=== What to work on ===
Print the data below exactly as it appears.
══ Data section ══
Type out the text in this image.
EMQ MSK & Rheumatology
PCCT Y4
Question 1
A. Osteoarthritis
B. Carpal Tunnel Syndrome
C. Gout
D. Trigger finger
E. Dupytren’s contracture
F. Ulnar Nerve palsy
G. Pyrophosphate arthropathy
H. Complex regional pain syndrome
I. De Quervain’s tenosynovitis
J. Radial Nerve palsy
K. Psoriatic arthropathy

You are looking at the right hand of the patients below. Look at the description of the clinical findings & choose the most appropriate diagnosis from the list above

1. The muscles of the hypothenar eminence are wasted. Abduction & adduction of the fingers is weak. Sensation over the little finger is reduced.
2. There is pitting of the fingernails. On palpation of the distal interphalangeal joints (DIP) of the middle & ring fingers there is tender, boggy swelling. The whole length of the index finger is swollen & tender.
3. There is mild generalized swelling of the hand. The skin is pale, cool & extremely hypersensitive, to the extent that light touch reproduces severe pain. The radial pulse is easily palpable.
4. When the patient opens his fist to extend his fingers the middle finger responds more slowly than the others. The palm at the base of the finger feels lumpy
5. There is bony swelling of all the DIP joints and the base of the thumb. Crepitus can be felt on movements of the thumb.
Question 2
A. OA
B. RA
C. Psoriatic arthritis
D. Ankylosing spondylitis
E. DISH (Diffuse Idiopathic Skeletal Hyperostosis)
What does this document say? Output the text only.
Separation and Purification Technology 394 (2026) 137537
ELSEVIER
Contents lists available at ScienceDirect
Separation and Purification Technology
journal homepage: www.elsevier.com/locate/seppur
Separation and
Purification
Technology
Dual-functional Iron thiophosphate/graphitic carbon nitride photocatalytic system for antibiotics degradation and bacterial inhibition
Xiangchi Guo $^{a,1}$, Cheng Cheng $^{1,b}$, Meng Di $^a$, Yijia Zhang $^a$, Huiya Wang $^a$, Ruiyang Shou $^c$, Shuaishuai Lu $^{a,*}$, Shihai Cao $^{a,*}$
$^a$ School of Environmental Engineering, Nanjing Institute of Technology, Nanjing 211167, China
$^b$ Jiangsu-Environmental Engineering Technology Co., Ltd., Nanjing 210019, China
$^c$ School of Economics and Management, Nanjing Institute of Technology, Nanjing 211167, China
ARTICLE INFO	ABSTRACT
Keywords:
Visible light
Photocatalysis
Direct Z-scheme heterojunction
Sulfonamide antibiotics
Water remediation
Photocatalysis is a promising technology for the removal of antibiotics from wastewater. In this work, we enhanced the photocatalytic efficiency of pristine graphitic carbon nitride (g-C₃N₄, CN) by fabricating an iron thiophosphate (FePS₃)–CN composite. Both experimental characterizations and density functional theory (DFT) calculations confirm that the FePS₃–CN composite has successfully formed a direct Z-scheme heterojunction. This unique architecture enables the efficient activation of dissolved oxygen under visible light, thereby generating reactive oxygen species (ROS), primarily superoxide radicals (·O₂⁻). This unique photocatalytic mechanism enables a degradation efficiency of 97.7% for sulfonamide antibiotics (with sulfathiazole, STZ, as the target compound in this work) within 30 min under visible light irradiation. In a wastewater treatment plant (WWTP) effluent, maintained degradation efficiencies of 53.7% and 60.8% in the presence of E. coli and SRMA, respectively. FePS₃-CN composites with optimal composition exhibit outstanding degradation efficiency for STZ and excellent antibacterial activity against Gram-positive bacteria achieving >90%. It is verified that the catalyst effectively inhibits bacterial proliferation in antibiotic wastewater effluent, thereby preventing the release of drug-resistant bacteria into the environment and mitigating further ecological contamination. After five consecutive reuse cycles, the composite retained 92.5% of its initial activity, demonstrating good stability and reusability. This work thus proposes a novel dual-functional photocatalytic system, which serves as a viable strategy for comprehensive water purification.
═══
=== Your solution ===
Type out the text in this image.
EMQ MSK & Rheumatology
PCCT Y4
Question 1
A. Osteoarthritis
B. Carpal Tunnel Syndrome
C. Gout
D. Trigger finger
E. Dupytren’s contracture
F. Ulnar Nerve palsy
G. Pyrophosphate arthropathy
H. Complex regional pain syndrome
I. De Quervain’s tenosynovitis
J. Radial Nerve palsy
K. Psoriatic arthropathy

You are looking at the right hand of the patients below. Look at the description of the clinical findings & choose the most appropriate diagnosis from the list above

1. The muscles of the hypothenar eminence are wasted. Abduction & adduction of the fingers is weak. Sensation over the little finger is reduced.
2. There is pitting of the fingernails. On palpation of the distal interphalangeal joints (DIP) of the middle & ring fingers there is tender, boggy swelling. The whole length of the index finger is swollen & tender.
3. There is mild generalized swelling of the hand. The skin is pale, cool & extremely hypersensitive, to the extent that light touch reproduces severe pain. The radial pulse is easily palpable.
4. When the patient opens his fist to extend his fingers the middle finger responds more slowly than the others. The palm at the base of the finger feels lumpy
5. There is bony swelling of all the DIP joints and the base of the thumb. Crepitus can be felt on movements of the thumb.
Question 2
A. OA
B. RA
C. Psoriatic arthritis
D. Ankylosing spondylitis
E. DISH (Diffuse Idiopathic Skeletal Hyperostosis)
What does this document say? Output the text only.
Separation and Purification Technology 394 (2026) 137537
ELSEVIER
Contents lists available at ScienceDirect
Separation and Purification Technology
journal homepage: www.elsevier.com/locate/seppur
Separation and
Purification
Technology
Dual-functional Iron thiophosphate/graphitic carbon nitride photocatalytic system for antibiotics degradation and bacterial inhibition
Xiangchi Guo $^{a,1}$, Cheng Cheng $^{1,b}$, Meng Di $^a$, Yijia Zhang $^a$, Huiya Wang $^a$, Ruiyang Shou $^c$, Shuaishuai Lu $^{a,*}$, Shihai Cao $^{a,*}$
$^a$ School of Environmental Engineering, Nanjing Institute of Technology, Nanjing 211167, China
$^b$ Jiangsu-Environmental Engineering Technology Co., Ltd., Nanjing 210019, China
$^c$ School of Economics and Management, Nanjing Institute of Technology, Nanjing 211167, China
ARTICLE INFO	ABSTRACT
Keywords:
Visible light
Photocatalysis
Direct Z-scheme heterojunction
Sulfonamide antibiotics
Water remediation
Photocatalysis is a promising technology for the removal of antibiotics from wastewater. In this work, we enhanced the photocatalytic efficiency of pristine graphitic carbon nitride (g-C₃N₄, CN) by fabricating an iron thiophosphate (FePS₃)–CN composite. Both experimental characterizations and density functional theory (DFT) calculations confirm that the FePS₃–CN composite has successfully formed a direct Z-scheme heterojunction. This unique architecture enables the efficient activation of dissolved oxygen under visible light, thereby generating reactive oxygen species (ROS), primarily superoxide radicals (·O₂⁻). This unique photocatalytic mechanism enables a degradation efficiency of 97.7% for sulfonamide antibiotics (with sulfathiazole, STZ, as the target compound in this work) within 30 min under visible light irradiation. In a wastewater treatment plant (WWTP) effluent, maintained degradation efficiencies of 53.7% and 60.8% in the presence of E. coli and SRMA, respectively. FePS₃-CN composites with optimal composition exhibit outstanding degradation efficiency for STZ and excellent antibacterial activity against Gram-positive bacteria achieving >90%. It is verified that the catalyst effectively inhibits bacterial proliferation in antibiotic wastewater effluent, thereby preventing the release of drug-resistant bacteria into the environment and mitigating further ecological contamination. After five consecutive reuse cycles, the composite retained 92.5% of its initial activity, demonstrating good stability and reusability. This work thus proposes a novel dual-functional photocatalytic system, which serves as a viable strategy for comprehensive water purification.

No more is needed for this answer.